-- Input rows start --

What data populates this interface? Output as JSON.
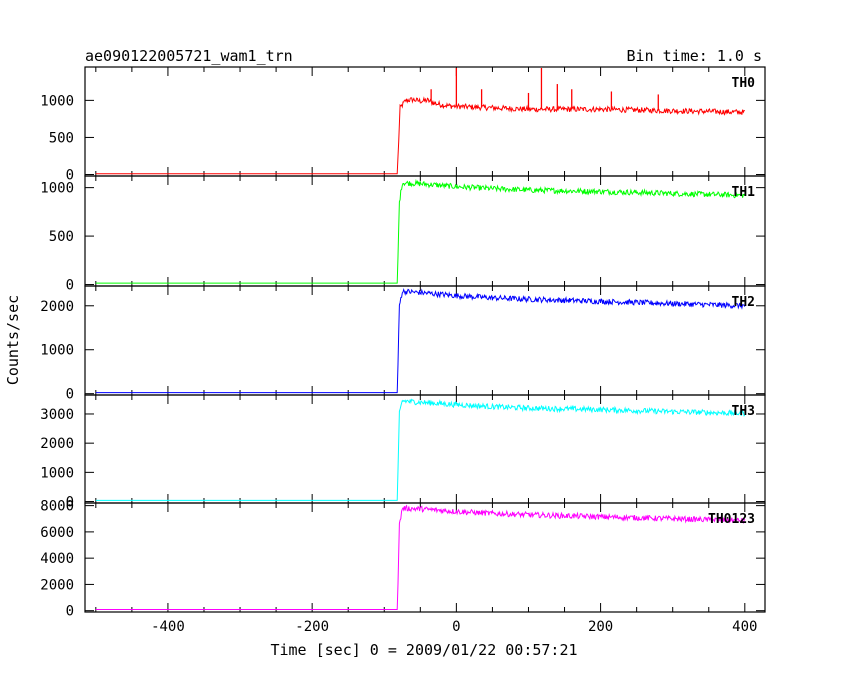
{
  "chart_data": {
    "type": "line",
    "title": "ae090122005721_wam1_trn",
    "subtitle": "Bin time: 1.0 s",
    "xlabel": "Time [sec] 0 = 2009/01/22 00:57:21",
    "ylabel": "Counts/sec",
    "xlim": [
      -515,
      428
    ],
    "xticks": [
      -400,
      -200,
      0,
      200,
      400
    ],
    "grid": false,
    "legend": "none",
    "step_time": -82,
    "panels": [
      {
        "name": "TH0",
        "color": "#ff0000",
        "ylim": [
          -20,
          1450
        ],
        "yticks": [
          0,
          500,
          1000
        ],
        "x": [
          -500,
          -82,
          -82,
          -78,
          -70,
          -60,
          -50,
          -40,
          -30,
          -20,
          -10,
          0,
          20,
          50,
          100,
          150,
          200,
          250,
          300,
          350,
          400
        ],
        "values": [
          10,
          10,
          10,
          900,
          1000,
          1010,
          990,
          1000,
          960,
          940,
          925,
          920,
          910,
          900,
          880,
          880,
          880,
          870,
          860,
          850,
          840
        ],
        "spikes": [
          {
            "x": 0,
            "y": 1450
          },
          {
            "x": 118,
            "y": 1450
          },
          {
            "x": -35,
            "y": 1150
          },
          {
            "x": 35,
            "y": 1150
          },
          {
            "x": 100,
            "y": 1100
          },
          {
            "x": 140,
            "y": 1220
          },
          {
            "x": 160,
            "y": 1150
          },
          {
            "x": 215,
            "y": 1120
          },
          {
            "x": 280,
            "y": 1080
          }
        ]
      },
      {
        "name": "TH1",
        "color": "#00ff00",
        "ylim": [
          -15,
          1120
        ],
        "yticks": [
          0,
          500,
          1000
        ],
        "x": [
          -500,
          -82,
          -82,
          -79,
          -75,
          -50,
          0,
          50,
          100,
          200,
          300,
          400
        ],
        "values": [
          15,
          15,
          15,
          850,
          1050,
          1040,
          1010,
          990,
          975,
          960,
          940,
          920
        ],
        "spikes": []
      },
      {
        "name": "TH2",
        "color": "#0000ff",
        "ylim": [
          -30,
          2450
        ],
        "yticks": [
          0,
          1000,
          2000
        ],
        "x": [
          -500,
          -82,
          -82,
          -79,
          -75,
          -50,
          0,
          50,
          100,
          200,
          300,
          400
        ],
        "values": [
          25,
          25,
          25,
          2000,
          2330,
          2300,
          2230,
          2180,
          2150,
          2100,
          2050,
          2000
        ],
        "spikes": []
      },
      {
        "name": "TH3",
        "color": "#00ffff",
        "ylim": [
          -50,
          3650
        ],
        "yticks": [
          0,
          1000,
          2000,
          3000
        ],
        "x": [
          -500,
          -82,
          -82,
          -79,
          -75,
          -50,
          0,
          50,
          100,
          200,
          300,
          400
        ],
        "values": [
          40,
          40,
          40,
          3000,
          3450,
          3400,
          3320,
          3250,
          3200,
          3150,
          3080,
          3020
        ],
        "spikes": []
      },
      {
        "name": "TH0123",
        "color": "#ff00ff",
        "ylim": [
          -100,
          8200
        ],
        "yticks": [
          0,
          2000,
          4000,
          6000,
          8000
        ],
        "x": [
          -500,
          -82,
          -82,
          -79,
          -75,
          -50,
          0,
          50,
          100,
          200,
          300,
          400
        ],
        "values": [
          90,
          90,
          90,
          6500,
          7800,
          7750,
          7550,
          7400,
          7300,
          7150,
          7000,
          6850
        ],
        "spikes": []
      }
    ]
  }
}
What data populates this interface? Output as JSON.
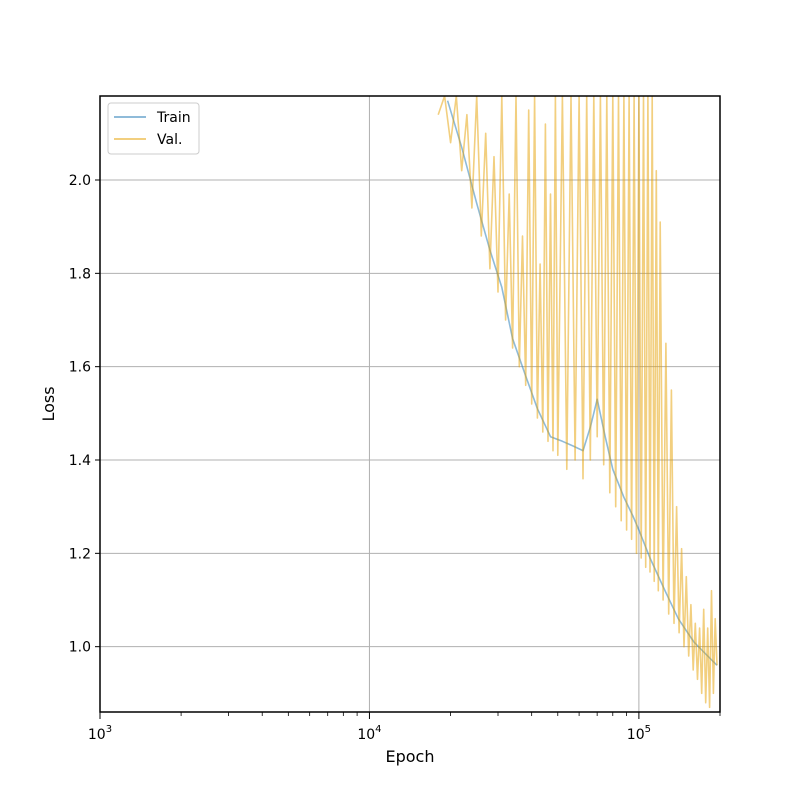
{
  "chart_data": {
    "type": "line",
    "xlabel": "Epoch",
    "ylabel": "Loss",
    "x_scale": "log",
    "xlim": [
      1000,
      200000
    ],
    "ylim": [
      0.86,
      2.18
    ],
    "x_ticks": [
      {
        "value": 1000,
        "base": "10",
        "exp": "3"
      },
      {
        "value": 10000,
        "base": "10",
        "exp": "4"
      },
      {
        "value": 100000,
        "base": "10",
        "exp": "5"
      }
    ],
    "y_ticks": [
      {
        "value": 1.0,
        "label": "1.0"
      },
      {
        "value": 1.2,
        "label": "1.2"
      },
      {
        "value": 1.4,
        "label": "1.4"
      },
      {
        "value": 1.6,
        "label": "1.6"
      },
      {
        "value": 1.8,
        "label": "1.8"
      },
      {
        "value": 2.0,
        "label": "2.0"
      }
    ],
    "grid": true,
    "legend_position": "top-left",
    "series": [
      {
        "name": "Train",
        "color": "#1f77b4",
        "opacity": 0.5,
        "x": [
          19500,
          22000,
          25000,
          28000,
          31000,
          34000,
          38000,
          42000,
          47000,
          52000,
          57000,
          62000,
          66000,
          70000,
          75000,
          80000,
          88000,
          95000,
          100000,
          110000,
          125000,
          140000,
          160000,
          180000,
          195000
        ],
        "y": [
          2.17,
          2.07,
          1.95,
          1.85,
          1.77,
          1.66,
          1.58,
          1.51,
          1.45,
          1.44,
          1.43,
          1.42,
          1.47,
          1.53,
          1.45,
          1.38,
          1.32,
          1.28,
          1.25,
          1.19,
          1.12,
          1.06,
          1.01,
          0.98,
          0.96
        ]
      },
      {
        "name": "Val.",
        "color": "#e69f00",
        "opacity": 0.5,
        "x": [
          18000,
          19000,
          20000,
          21000,
          22000,
          23000,
          24000,
          25000,
          26000,
          27000,
          28000,
          29000,
          30000,
          31000,
          32000,
          33000,
          34000,
          35000,
          36000,
          37000,
          38000,
          39000,
          40000,
          41000,
          42000,
          43000,
          44000,
          45000,
          46000,
          47000,
          48000,
          49000,
          50000,
          52000,
          54000,
          56000,
          58000,
          60000,
          62000,
          64000,
          66000,
          68000,
          70000,
          72000,
          74000,
          76000,
          78000,
          80000,
          82000,
          84000,
          86000,
          88000,
          90000,
          92000,
          94000,
          96000,
          98000,
          100000,
          102000,
          104000,
          106000,
          108000,
          110000,
          112000,
          114000,
          116000,
          118000,
          120000,
          123000,
          126000,
          129000,
          132000,
          135000,
          138000,
          141000,
          144000,
          147000,
          150000,
          153000,
          156000,
          159000,
          162000,
          165000,
          168000,
          171000,
          174000,
          177000,
          180000,
          183000,
          186000,
          189000,
          192000,
          195000
        ],
        "y": [
          2.14,
          2.18,
          2.08,
          2.18,
          2.02,
          2.14,
          1.94,
          2.18,
          1.88,
          2.1,
          1.81,
          2.05,
          1.76,
          2.18,
          1.7,
          1.97,
          1.64,
          2.18,
          1.6,
          1.88,
          1.56,
          2.15,
          1.52,
          2.18,
          1.49,
          1.82,
          1.46,
          2.12,
          1.44,
          1.97,
          1.42,
          2.18,
          1.41,
          2.18,
          1.38,
          2.18,
          1.4,
          2.18,
          1.36,
          2.18,
          1.4,
          2.18,
          1.45,
          2.18,
          1.39,
          2.18,
          1.33,
          2.18,
          1.3,
          2.18,
          1.27,
          2.18,
          1.25,
          2.18,
          1.23,
          2.18,
          1.2,
          2.18,
          1.19,
          2.18,
          1.17,
          2.18,
          1.16,
          2.18,
          1.14,
          2.02,
          1.12,
          1.91,
          1.1,
          1.65,
          1.07,
          1.55,
          1.05,
          1.3,
          1.03,
          1.21,
          1.0,
          1.15,
          0.98,
          1.09,
          0.95,
          1.05,
          0.93,
          1.04,
          0.9,
          1.08,
          0.88,
          1.04,
          0.87,
          1.12,
          0.9,
          1.06,
          0.96
        ]
      }
    ]
  }
}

-- Input rows end --

What is needed
Copy out all of the material exactly as written, without its pictures.

Exercise answer
What data populates this interface? Output as JSON.
{
  "chart_data": {
    "type": "line",
    "title": "ae090122005721_wam1_trn",
    "subtitle": "Bin time: 1.0 s",
    "xlabel": "Time [sec] 0 = 2009/01/22 00:57:21",
    "ylabel": "Counts/sec",
    "xlim": [
      -515,
      428
    ],
    "xticks": [
      -400,
      -200,
      0,
      200,
      400
    ],
    "grid": false,
    "legend": "none",
    "step_time": -82,
    "panels": [
      {
        "name": "TH0",
        "color": "#ff0000",
        "ylim": [
          -20,
          1450
        ],
        "yticks": [
          0,
          500,
          1000
        ],
        "x": [
          -500,
          -82,
          -82,
          -78,
          -70,
          -60,
          -50,
          -40,
          -30,
          -20,
          -10,
          0,
          20,
          50,
          100,
          150,
          200,
          250,
          300,
          350,
          400
        ],
        "values": [
          10,
          10,
          10,
          900,
          1000,
          1010,
          990,
          1000,
          960,
          940,
          925,
          920,
          910,
          900,
          880,
          880,
          880,
          870,
          860,
          850,
          840
        ],
        "spikes": [
          {
            "x": 0,
            "y": 1450
          },
          {
            "x": 118,
            "y": 1450
          },
          {
            "x": -35,
            "y": 1150
          },
          {
            "x": 35,
            "y": 1150
          },
          {
            "x": 100,
            "y": 1100
          },
          {
            "x": 140,
            "y": 1220
          },
          {
            "x": 160,
            "y": 1150
          },
          {
            "x": 215,
            "y": 1120
          },
          {
            "x": 280,
            "y": 1080
          }
        ]
      },
      {
        "name": "TH1",
        "color": "#00ff00",
        "ylim": [
          -15,
          1120
        ],
        "yticks": [
          0,
          500,
          1000
        ],
        "x": [
          -500,
          -82,
          -82,
          -79,
          -75,
          -50,
          0,
          50,
          100,
          200,
          300,
          400
        ],
        "values": [
          15,
          15,
          15,
          850,
          1050,
          1040,
          1010,
          990,
          975,
          960,
          940,
          920
        ],
        "spikes": []
      },
      {
        "name": "TH2",
        "color": "#0000ff",
        "ylim": [
          -30,
          2450
        ],
        "yticks": [
          0,
          1000,
          2000
        ],
        "x": [
          -500,
          -82,
          -82,
          -79,
          -75,
          -50,
          0,
          50,
          100,
          200,
          300,
          400
        ],
        "values": [
          25,
          25,
          25,
          2000,
          2330,
          2300,
          2230,
          2180,
          2150,
          2100,
          2050,
          2000
        ],
        "spikes": []
      },
      {
        "name": "TH3",
        "color": "#00ffff",
        "ylim": [
          -50,
          3650
        ],
        "yticks": [
          0,
          1000,
          2000,
          3000
        ],
        "x": [
          -500,
          -82,
          -82,
          -79,
          -75,
          -50,
          0,
          50,
          100,
          200,
          300,
          400
        ],
        "values": [
          40,
          40,
          40,
          3000,
          3450,
          3400,
          3320,
          3250,
          3200,
          3150,
          3080,
          3020
        ],
        "spikes": []
      },
      {
        "name": "TH0123",
        "color": "#ff00ff",
        "ylim": [
          -100,
          8200
        ],
        "yticks": [
          0,
          2000,
          4000,
          6000,
          8000
        ],
        "x": [
          -500,
          -82,
          -82,
          -79,
          -75,
          -50,
          0,
          50,
          100,
          200,
          300,
          400
        ],
        "values": [
          90,
          90,
          90,
          6500,
          7800,
          7750,
          7550,
          7400,
          7300,
          7150,
          7000,
          6850
        ],
        "spikes": []
      }
    ]
  }
}
What data populates this interface? Output as JSON.
{
  "chart_data": {
    "type": "line",
    "xlabel": "Epoch",
    "ylabel": "Loss",
    "x_scale": "log",
    "xlim": [
      1000,
      200000
    ],
    "ylim": [
      0.86,
      2.18
    ],
    "x_ticks": [
      {
        "value": 1000,
        "base": "10",
        "exp": "3"
      },
      {
        "value": 10000,
        "base": "10",
        "exp": "4"
      },
      {
        "value": 100000,
        "base": "10",
        "exp": "5"
      }
    ],
    "y_ticks": [
      {
        "value": 1.0,
        "label": "1.0"
      },
      {
        "value": 1.2,
        "label": "1.2"
      },
      {
        "value": 1.4,
        "label": "1.4"
      },
      {
        "value": 1.6,
        "label": "1.6"
      },
      {
        "value": 1.8,
        "label": "1.8"
      },
      {
        "value": 2.0,
        "label": "2.0"
      }
    ],
    "grid": true,
    "legend_position": "top-left",
    "series": [
      {
        "name": "Train",
        "color": "#1f77b4",
        "opacity": 0.5,
        "x": [
          19500,
          22000,
          25000,
          28000,
          31000,
          34000,
          38000,
          42000,
          47000,
          52000,
          57000,
          62000,
          66000,
          70000,
          75000,
          80000,
          88000,
          95000,
          100000,
          110000,
          125000,
          140000,
          160000,
          180000,
          195000
        ],
        "y": [
          2.17,
          2.07,
          1.95,
          1.85,
          1.77,
          1.66,
          1.58,
          1.51,
          1.45,
          1.44,
          1.43,
          1.42,
          1.47,
          1.53,
          1.45,
          1.38,
          1.32,
          1.28,
          1.25,
          1.19,
          1.12,
          1.06,
          1.01,
          0.98,
          0.96
        ]
      },
      {
        "name": "Val.",
        "color": "#e69f00",
        "opacity": 0.5,
        "x": [
          18000,
          19000,
          20000,
          21000,
          22000,
          23000,
          24000,
          25000,
          26000,
          27000,
          28000,
          29000,
          30000,
          31000,
          32000,
          33000,
          34000,
          35000,
          36000,
          37000,
          38000,
          39000,
          40000,
          41000,
          42000,
          43000,
          44000,
          45000,
          46000,
          47000,
          48000,
          49000,
          50000,
          52000,
          54000,
          56000,
          58000,
          60000,
          62000,
          64000,
          66000,
          68000,
          70000,
          72000,
          74000,
          76000,
          78000,
          80000,
          82000,
          84000,
          86000,
          88000,
          90000,
          92000,
          94000,
          96000,
          98000,
          100000,
          102000,
          104000,
          106000,
          108000,
          110000,
          112000,
          114000,
          116000,
          118000,
          120000,
          123000,
          126000,
          129000,
          132000,
          135000,
          138000,
          141000,
          144000,
          147000,
          150000,
          153000,
          156000,
          159000,
          162000,
          165000,
          168000,
          171000,
          174000,
          177000,
          180000,
          183000,
          186000,
          189000,
          192000,
          195000
        ],
        "y": [
          2.14,
          2.18,
          2.08,
          2.18,
          2.02,
          2.14,
          1.94,
          2.18,
          1.88,
          2.1,
          1.81,
          2.05,
          1.76,
          2.18,
          1.7,
          1.97,
          1.64,
          2.18,
          1.6,
          1.88,
          1.56,
          2.15,
          1.52,
          2.18,
          1.49,
          1.82,
          1.46,
          2.12,
          1.44,
          1.97,
          1.42,
          2.18,
          1.41,
          2.18,
          1.38,
          2.18,
          1.4,
          2.18,
          1.36,
          2.18,
          1.4,
          2.18,
          1.45,
          2.18,
          1.39,
          2.18,
          1.33,
          2.18,
          1.3,
          2.18,
          1.27,
          2.18,
          1.25,
          2.18,
          1.23,
          2.18,
          1.2,
          2.18,
          1.19,
          2.18,
          1.17,
          2.18,
          1.16,
          2.18,
          1.14,
          2.02,
          1.12,
          1.91,
          1.1,
          1.65,
          1.07,
          1.55,
          1.05,
          1.3,
          1.03,
          1.21,
          1.0,
          1.15,
          0.98,
          1.09,
          0.95,
          1.05,
          0.93,
          1.04,
          0.9,
          1.08,
          0.88,
          1.04,
          0.87,
          1.12,
          0.9,
          1.06,
          0.96
        ]
      }
    ]
  }
}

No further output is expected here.